Collected data:
:::::

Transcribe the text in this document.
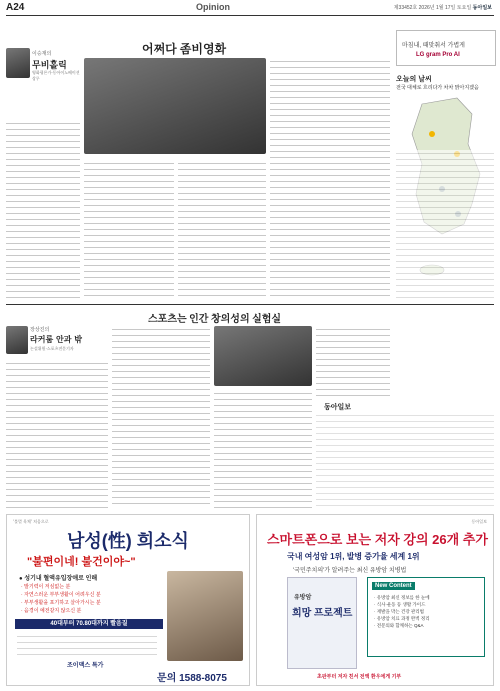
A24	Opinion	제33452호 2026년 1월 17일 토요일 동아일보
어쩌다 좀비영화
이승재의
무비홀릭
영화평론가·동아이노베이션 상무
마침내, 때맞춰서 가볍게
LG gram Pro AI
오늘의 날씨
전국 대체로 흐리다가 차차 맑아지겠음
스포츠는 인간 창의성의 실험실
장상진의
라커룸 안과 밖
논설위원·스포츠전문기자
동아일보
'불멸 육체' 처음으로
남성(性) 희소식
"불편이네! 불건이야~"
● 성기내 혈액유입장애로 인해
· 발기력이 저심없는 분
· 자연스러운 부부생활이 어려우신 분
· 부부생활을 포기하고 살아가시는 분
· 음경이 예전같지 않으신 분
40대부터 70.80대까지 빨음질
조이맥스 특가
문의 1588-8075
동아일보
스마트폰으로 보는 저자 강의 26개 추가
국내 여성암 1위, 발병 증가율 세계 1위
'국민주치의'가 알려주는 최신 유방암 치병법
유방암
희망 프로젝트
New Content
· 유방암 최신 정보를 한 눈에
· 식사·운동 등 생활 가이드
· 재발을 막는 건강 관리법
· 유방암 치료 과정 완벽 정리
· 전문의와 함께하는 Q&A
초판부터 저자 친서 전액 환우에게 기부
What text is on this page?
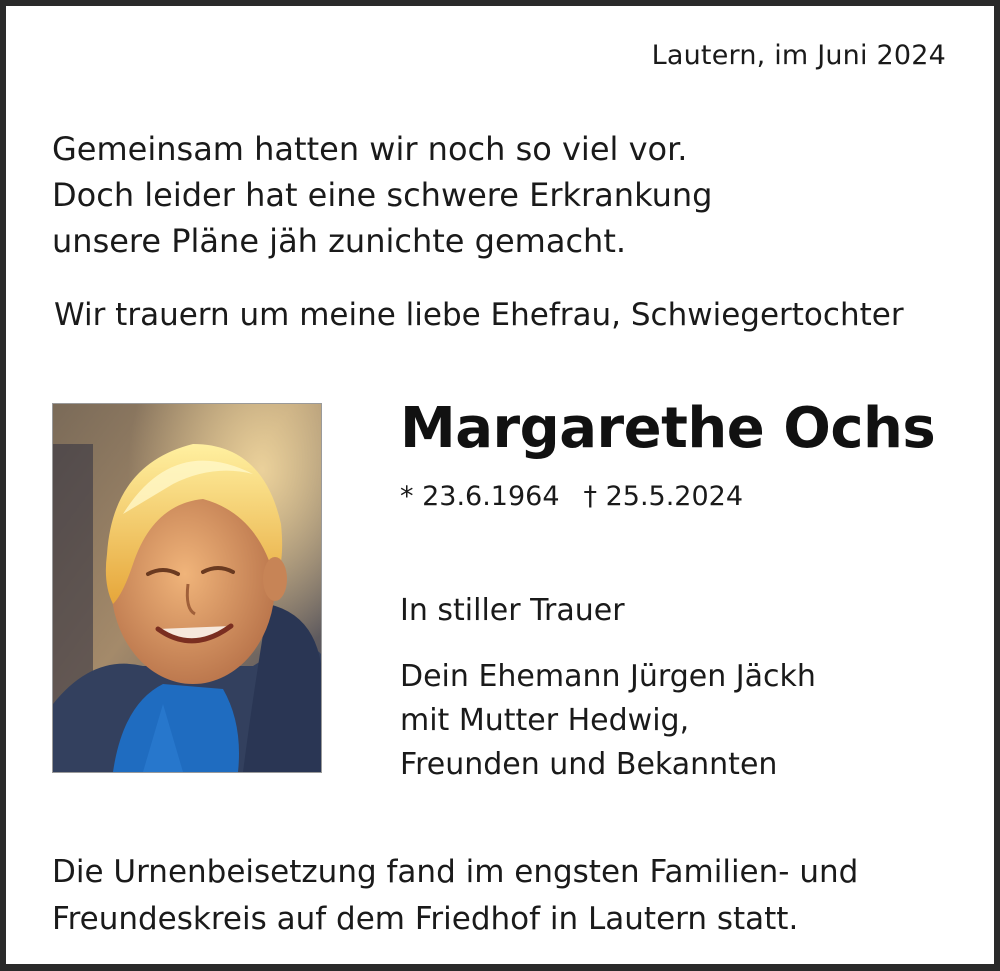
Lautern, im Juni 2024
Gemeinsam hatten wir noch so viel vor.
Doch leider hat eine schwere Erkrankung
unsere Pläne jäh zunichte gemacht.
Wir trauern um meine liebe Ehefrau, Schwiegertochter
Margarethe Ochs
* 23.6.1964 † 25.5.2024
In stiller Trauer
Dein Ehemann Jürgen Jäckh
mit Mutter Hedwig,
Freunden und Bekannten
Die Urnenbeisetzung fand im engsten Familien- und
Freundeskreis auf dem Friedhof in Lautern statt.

:::::

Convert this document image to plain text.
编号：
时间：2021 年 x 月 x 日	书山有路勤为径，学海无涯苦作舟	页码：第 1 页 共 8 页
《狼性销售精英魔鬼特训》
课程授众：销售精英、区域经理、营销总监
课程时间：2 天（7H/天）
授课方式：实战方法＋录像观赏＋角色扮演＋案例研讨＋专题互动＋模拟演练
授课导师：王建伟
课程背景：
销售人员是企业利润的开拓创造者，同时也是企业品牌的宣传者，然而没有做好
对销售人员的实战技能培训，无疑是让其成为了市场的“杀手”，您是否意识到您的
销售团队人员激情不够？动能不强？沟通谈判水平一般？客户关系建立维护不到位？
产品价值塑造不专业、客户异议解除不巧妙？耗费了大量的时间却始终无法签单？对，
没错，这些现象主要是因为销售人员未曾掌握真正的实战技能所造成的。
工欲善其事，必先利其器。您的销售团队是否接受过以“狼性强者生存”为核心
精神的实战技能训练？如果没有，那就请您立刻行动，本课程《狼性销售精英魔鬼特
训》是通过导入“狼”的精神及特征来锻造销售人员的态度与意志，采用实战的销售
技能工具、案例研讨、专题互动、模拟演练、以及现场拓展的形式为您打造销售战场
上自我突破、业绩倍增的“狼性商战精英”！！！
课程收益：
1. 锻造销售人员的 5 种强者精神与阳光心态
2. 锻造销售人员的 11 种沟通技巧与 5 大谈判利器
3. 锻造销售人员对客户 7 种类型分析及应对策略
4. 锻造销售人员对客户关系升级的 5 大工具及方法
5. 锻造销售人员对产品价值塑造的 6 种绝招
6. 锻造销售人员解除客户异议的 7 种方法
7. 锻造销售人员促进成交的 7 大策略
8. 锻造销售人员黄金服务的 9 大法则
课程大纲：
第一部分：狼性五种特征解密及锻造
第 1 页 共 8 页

:::::

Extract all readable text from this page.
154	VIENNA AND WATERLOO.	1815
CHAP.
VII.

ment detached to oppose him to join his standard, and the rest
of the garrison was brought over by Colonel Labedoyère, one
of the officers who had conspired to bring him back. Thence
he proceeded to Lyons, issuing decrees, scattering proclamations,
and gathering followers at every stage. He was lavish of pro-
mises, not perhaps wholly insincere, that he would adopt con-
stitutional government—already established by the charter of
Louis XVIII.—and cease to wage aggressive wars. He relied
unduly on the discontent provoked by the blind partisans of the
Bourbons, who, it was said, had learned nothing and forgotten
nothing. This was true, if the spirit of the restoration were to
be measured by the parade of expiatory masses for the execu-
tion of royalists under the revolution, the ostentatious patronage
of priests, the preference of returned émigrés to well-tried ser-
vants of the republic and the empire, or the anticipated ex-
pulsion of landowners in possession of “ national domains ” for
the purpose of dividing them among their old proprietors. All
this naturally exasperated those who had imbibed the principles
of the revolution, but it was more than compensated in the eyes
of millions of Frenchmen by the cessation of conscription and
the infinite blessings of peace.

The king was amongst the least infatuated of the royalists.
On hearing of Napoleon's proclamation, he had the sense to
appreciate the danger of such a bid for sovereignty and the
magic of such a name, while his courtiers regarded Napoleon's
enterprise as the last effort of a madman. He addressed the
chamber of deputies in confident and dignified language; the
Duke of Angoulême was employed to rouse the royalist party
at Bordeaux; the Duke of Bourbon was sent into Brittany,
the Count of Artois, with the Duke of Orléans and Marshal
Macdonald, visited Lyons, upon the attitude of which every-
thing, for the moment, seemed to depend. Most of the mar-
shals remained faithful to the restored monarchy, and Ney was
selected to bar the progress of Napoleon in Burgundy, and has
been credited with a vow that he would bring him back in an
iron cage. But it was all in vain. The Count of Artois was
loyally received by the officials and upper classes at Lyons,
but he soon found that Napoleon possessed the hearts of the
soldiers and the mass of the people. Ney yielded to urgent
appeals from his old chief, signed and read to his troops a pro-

:::::

GOAL OF THE EXERCISE
Look over the material above and show each line where "nothing" appears.

RESPONSE BELOW
Bourbons, who, it was said, had learned nothing and forgotten
nothing. This was true, if the spirit of the restoration were to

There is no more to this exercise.